__Required work__. What follows is a listing. Return every line of it exactly.

>> Start

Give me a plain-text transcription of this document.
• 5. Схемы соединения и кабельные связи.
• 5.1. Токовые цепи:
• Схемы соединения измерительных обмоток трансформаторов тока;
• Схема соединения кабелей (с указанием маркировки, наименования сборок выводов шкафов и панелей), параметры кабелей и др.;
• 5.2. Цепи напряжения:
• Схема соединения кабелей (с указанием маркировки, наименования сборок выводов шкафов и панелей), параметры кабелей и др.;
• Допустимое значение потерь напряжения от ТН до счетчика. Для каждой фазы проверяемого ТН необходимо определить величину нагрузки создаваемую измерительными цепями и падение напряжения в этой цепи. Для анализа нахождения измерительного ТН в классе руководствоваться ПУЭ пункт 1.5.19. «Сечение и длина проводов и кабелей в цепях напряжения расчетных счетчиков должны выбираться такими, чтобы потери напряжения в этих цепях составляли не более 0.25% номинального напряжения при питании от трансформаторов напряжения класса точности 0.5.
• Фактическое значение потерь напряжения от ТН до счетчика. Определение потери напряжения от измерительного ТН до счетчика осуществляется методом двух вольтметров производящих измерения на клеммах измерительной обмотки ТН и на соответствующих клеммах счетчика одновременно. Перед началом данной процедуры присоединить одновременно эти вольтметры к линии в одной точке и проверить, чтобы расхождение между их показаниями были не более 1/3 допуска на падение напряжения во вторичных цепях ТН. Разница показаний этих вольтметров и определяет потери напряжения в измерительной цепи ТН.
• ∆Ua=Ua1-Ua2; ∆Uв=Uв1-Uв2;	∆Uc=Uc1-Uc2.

>> End

__Result__.
Give me a plain-text transcription of this document.
• 5. Схемы соединения и кабельные связи.
• 5.1. Токовые цепи:
• Схемы соединения измерительных обмоток трансформаторов тока;
• Схема соединения кабелей (с указанием маркировки, наименования сборок выводов шкафов и панелей), параметры кабелей и др.;
• 5.2. Цепи напряжения:
• Схема соединения кабелей (с указанием маркировки, наименования сборок выводов шкафов и панелей), параметры кабелей и др.;
• Допустимое значение потерь напряжения от ТН до счетчика. Для каждой фазы проверяемого ТН необходимо определить величину нагрузки создаваемую измерительными цепями и падение напряжения в этой цепи. Для анализа нахождения измерительного ТН в классе руководствоваться ПУЭ пункт 1.5.19. «Сечение и длина проводов и кабелей в цепях напряжения расчетных счетчиков должны выбираться такими, чтобы потери напряжения в этих цепях составляли не более 0.25% номинального напряжения при питании от трансформаторов напряжения класса точности 0.5.
• Фактическое значение потерь напряжения от ТН до счетчика. Определение потери напряжения от измерительного ТН до счетчика осуществляется методом двух вольтметров производящих измерения на клеммах измерительной обмотки ТН и на соответствующих клеммах счетчика одновременно. Перед началом данной процедуры присоединить одновременно эти вольтметры к линии в одной точке и проверить, чтобы расхождение между их показаниями были не более 1/3 допуска на падение напряжения во вторичных цепях ТН. Разница показаний этих вольтметров и определяет потери напряжения в измерительной цепи ТН.
• ∆Ua=Ua1-Ua2; ∆Uв=Uв1-Uв2;	∆Uc=Uc1-Uc2.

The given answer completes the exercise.